### Written instruction:
Below is the data. Give it again, complete and exact.

Saved data entries
** Start **
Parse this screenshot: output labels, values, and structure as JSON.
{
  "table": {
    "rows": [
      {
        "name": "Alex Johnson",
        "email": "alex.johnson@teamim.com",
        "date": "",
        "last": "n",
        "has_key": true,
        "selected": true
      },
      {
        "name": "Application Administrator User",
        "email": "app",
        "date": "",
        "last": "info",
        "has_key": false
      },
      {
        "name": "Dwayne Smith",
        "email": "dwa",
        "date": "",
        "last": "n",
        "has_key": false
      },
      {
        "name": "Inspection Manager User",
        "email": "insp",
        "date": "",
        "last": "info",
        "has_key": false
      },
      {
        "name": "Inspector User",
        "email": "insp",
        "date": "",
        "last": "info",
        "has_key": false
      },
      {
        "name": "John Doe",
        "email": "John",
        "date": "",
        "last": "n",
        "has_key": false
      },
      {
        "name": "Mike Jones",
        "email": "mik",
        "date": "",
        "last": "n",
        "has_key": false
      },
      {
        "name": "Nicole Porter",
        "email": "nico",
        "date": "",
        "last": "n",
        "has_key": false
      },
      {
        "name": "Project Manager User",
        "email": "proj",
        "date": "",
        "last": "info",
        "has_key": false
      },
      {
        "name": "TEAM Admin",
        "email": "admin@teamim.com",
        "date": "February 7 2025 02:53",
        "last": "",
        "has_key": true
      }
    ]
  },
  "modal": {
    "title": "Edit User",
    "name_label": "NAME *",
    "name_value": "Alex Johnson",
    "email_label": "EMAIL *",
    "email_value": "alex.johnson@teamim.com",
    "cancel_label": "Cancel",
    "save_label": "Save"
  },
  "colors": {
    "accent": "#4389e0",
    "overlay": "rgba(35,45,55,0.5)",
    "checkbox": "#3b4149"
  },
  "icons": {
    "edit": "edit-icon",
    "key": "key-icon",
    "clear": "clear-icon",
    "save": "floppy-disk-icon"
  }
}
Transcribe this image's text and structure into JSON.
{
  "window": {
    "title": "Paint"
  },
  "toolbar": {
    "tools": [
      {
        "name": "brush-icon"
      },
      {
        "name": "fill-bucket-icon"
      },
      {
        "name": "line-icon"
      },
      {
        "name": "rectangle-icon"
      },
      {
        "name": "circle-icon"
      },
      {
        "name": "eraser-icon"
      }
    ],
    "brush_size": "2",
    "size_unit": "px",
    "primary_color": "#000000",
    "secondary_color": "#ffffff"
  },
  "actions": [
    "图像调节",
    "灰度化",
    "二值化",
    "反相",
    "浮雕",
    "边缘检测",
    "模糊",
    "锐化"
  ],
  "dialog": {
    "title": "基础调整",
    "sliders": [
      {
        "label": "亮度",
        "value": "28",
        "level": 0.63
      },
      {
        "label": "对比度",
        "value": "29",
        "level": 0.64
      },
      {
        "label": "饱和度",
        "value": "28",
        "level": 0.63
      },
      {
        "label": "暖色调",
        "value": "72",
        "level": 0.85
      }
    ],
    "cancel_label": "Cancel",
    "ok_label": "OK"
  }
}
** End **
### Problem solution:
Parse this screenshot: output labels, values, and structure as JSON.
{
  "table": {
    "rows": [
      {
        "name": "Alex Johnson",
        "email": "alex.johnson@teamim.com",
        "date": "",
        "last": "n",
        "has_key": true,
        "selected": true
      },
      {
        "name": "Application Administrator User",
        "email": "app",
        "date": "",
        "last": "info",
        "has_key": false
      },
      {
        "name": "Dwayne Smith",
        "email": "dwa",
        "date": "",
        "last": "n",
        "has_key": false
      },
      {
        "name": "Inspection Manager User",
        "email": "insp",
        "date": "",
        "last": "info",
        "has_key": false
      },
      {
        "name": "Inspector User",
        "email": "insp",
        "date": "",
        "last": "info",
        "has_key": false
      },
      {
        "name": "John Doe",
        "email": "John",
        "date": "",
        "last": "n",
        "has_key": false
      },
      {
        "name": "Mike Jones",
        "email": "mik",
        "date": "",
        "last": "n",
        "has_key": false
      },
      {
        "name": "Nicole Porter",
        "email": "nico",
        "date": "",
        "last": "n",
        "has_key": false
      },
      {
        "name": "Project Manager User",
        "email": "proj",
        "date": "",
        "last": "info",
        "has_key": false
      },
      {
        "name": "TEAM Admin",
        "email": "admin@teamim.com",
        "date": "February 7 2025 02:53",
        "last": "",
        "has_key": true
      }
    ]
  },
  "modal": {
    "title": "Edit User",
    "name_label": "NAME *",
    "name_value": "Alex Johnson",
    "email_label": "EMAIL *",
    "email_value": "alex.johnson@teamim.com",
    "cancel_label": "Cancel",
    "save_label": "Save"
  },
  "colors": {
    "accent": "#4389e0",
    "overlay": "rgba(35,45,55,0.5)",
    "checkbox": "#3b4149"
  },
  "icons": {
    "edit": "edit-icon",
    "key": "key-icon",
    "clear": "clear-icon",
    "save": "floppy-disk-icon"
  }
}
Transcribe this image's text and structure into JSON.
{
  "window": {
    "title": "Paint"
  },
  "toolbar": {
    "tools": [
      {
        "name": "brush-icon"
      },
      {
        "name": "fill-bucket-icon"
      },
      {
        "name": "line-icon"
      },
      {
        "name": "rectangle-icon"
      },
      {
        "name": "circle-icon"
      },
      {
        "name": "eraser-icon"
      }
    ],
    "brush_size": "2",
    "size_unit": "px",
    "primary_color": "#000000",
    "secondary_color": "#ffffff"
  },
  "actions": [
    "图像调节",
    "灰度化",
    "二值化",
    "反相",
    "浮雕",
    "边缘检测",
    "模糊",
    "锐化"
  ],
  "dialog": {
    "title": "基础调整",
    "sliders": [
      {
        "label": "亮度",
        "value": "28",
        "level": 0.63
      },
      {
        "label": "对比度",
        "value": "29",
        "level": 0.64
      },
      {
        "label": "饱和度",
        "value": "28",
        "level": 0.63
      },
      {
        "label": "暖色调",
        "value": "72",
        "level": 0.85
      }
    ],
    "cancel_label": "Cancel",
    "ok_label": "OK"
  }
}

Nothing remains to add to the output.